THE PROBLEM. Select every line below containing the word "Another".

**** DATA FOR THIS TASK ****

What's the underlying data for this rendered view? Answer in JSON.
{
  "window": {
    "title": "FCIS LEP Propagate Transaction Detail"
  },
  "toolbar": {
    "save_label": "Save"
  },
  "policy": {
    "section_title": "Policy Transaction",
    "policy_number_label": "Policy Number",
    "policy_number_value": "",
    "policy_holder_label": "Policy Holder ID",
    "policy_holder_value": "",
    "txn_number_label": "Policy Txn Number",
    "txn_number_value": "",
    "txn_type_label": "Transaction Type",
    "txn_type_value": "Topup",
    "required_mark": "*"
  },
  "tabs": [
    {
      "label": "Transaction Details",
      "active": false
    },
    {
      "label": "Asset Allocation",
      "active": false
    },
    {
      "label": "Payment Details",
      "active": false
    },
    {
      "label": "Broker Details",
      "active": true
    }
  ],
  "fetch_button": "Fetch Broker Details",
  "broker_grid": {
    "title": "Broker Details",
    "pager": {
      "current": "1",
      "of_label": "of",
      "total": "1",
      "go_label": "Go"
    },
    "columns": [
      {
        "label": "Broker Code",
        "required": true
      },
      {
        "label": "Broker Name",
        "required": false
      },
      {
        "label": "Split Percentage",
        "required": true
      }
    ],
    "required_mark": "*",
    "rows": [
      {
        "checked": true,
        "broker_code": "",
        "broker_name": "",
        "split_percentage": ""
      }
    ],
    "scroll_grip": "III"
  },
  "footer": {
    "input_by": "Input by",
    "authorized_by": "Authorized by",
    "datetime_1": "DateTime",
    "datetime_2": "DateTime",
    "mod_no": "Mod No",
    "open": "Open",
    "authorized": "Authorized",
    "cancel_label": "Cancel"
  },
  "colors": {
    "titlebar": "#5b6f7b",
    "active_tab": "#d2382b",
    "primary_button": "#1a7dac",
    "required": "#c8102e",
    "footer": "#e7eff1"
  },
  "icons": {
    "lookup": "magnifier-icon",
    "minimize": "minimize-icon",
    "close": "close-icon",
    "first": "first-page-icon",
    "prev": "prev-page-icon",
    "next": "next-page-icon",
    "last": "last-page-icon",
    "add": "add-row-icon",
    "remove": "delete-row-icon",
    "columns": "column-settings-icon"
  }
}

****
**** DATA FOR THIS TASK ****

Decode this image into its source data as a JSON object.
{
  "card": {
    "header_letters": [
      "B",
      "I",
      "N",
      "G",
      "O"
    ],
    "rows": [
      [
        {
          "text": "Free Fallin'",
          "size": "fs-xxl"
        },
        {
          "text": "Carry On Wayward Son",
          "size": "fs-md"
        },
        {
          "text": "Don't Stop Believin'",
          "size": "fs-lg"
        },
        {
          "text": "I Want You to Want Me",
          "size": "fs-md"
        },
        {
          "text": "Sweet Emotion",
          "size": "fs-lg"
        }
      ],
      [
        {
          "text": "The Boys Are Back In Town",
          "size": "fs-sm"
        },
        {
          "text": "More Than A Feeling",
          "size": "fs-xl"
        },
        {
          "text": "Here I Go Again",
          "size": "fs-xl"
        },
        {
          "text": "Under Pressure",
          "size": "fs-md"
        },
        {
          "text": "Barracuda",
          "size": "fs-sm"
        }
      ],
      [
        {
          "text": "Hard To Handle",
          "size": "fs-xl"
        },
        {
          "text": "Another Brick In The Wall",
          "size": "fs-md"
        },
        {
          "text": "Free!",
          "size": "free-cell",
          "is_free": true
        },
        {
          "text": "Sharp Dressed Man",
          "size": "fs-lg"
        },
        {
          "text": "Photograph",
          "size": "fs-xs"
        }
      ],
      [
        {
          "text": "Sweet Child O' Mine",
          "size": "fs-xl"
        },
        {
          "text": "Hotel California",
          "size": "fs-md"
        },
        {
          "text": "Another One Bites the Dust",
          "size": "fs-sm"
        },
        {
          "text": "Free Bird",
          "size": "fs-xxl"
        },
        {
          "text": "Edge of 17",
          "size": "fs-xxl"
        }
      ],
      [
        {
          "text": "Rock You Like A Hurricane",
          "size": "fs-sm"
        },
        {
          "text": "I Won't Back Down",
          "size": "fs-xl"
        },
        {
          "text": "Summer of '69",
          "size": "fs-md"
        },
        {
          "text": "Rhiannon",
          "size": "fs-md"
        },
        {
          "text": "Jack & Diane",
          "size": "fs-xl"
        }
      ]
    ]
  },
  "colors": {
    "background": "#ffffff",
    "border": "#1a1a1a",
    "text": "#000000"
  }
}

****
**** DATA FOR THIS TASK ****

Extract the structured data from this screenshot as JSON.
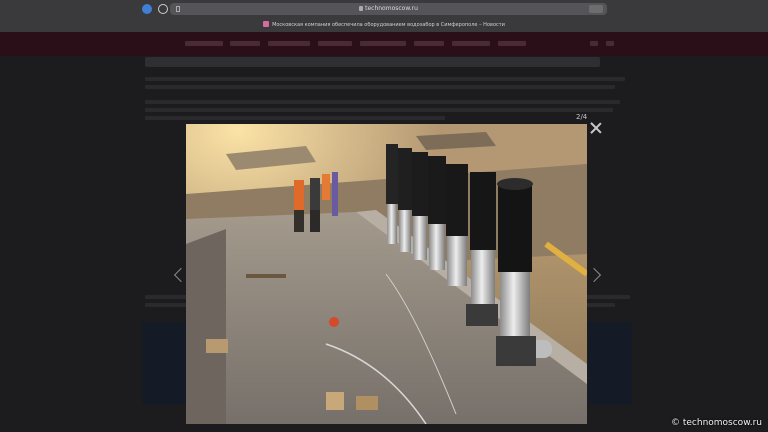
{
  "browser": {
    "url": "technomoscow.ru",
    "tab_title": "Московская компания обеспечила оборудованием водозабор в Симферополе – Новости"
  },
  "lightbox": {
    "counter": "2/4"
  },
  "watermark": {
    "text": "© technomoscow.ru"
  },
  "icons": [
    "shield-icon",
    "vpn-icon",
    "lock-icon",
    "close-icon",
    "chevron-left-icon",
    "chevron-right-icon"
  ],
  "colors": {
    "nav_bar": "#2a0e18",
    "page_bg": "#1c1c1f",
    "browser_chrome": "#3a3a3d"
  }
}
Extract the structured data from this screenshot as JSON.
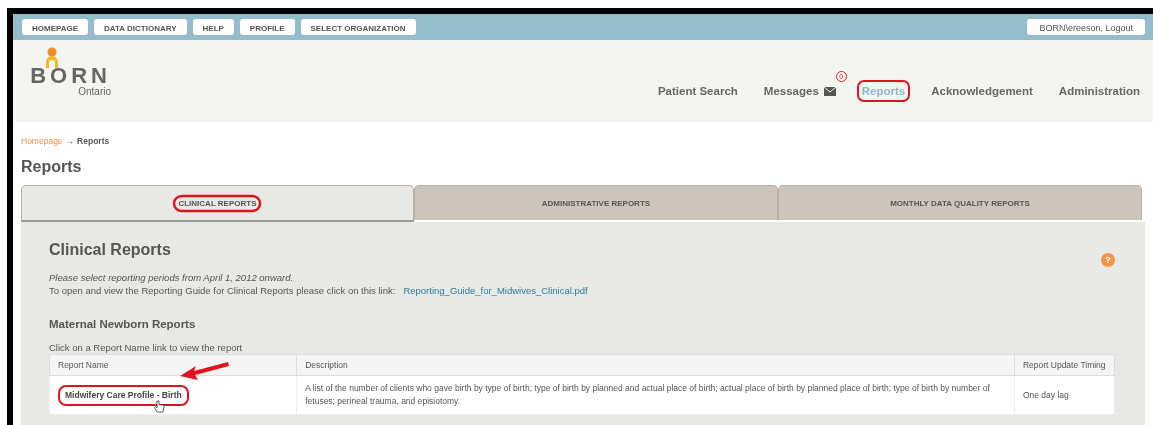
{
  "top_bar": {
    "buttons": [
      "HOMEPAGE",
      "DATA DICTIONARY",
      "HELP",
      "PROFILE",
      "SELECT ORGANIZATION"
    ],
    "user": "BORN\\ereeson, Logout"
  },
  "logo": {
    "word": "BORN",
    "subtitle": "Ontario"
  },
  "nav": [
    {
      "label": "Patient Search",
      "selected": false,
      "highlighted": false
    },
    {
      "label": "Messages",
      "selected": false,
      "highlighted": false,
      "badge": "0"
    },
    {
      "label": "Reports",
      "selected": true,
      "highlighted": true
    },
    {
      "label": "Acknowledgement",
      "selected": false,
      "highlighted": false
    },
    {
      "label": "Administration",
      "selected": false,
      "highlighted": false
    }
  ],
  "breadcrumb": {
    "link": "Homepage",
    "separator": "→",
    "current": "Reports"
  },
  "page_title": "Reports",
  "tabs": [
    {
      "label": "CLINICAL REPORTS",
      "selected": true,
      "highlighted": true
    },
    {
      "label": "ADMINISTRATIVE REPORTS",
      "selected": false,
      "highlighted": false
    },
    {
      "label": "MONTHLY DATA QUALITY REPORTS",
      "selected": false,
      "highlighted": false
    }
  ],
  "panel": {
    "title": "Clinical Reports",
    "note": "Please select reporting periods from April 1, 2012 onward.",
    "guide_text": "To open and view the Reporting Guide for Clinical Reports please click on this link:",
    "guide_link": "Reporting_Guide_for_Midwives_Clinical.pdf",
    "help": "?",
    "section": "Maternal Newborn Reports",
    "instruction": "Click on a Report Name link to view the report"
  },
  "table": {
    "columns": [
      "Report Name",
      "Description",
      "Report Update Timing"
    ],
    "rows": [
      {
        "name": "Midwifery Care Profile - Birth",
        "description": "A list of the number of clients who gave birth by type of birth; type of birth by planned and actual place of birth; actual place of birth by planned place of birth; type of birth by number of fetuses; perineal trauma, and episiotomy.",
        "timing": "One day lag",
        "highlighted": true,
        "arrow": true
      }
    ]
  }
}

****

OUTPUT OF THE TASK.
          "text": "Another Brick In The Wall",
          "text": "Another One Bites the Dust",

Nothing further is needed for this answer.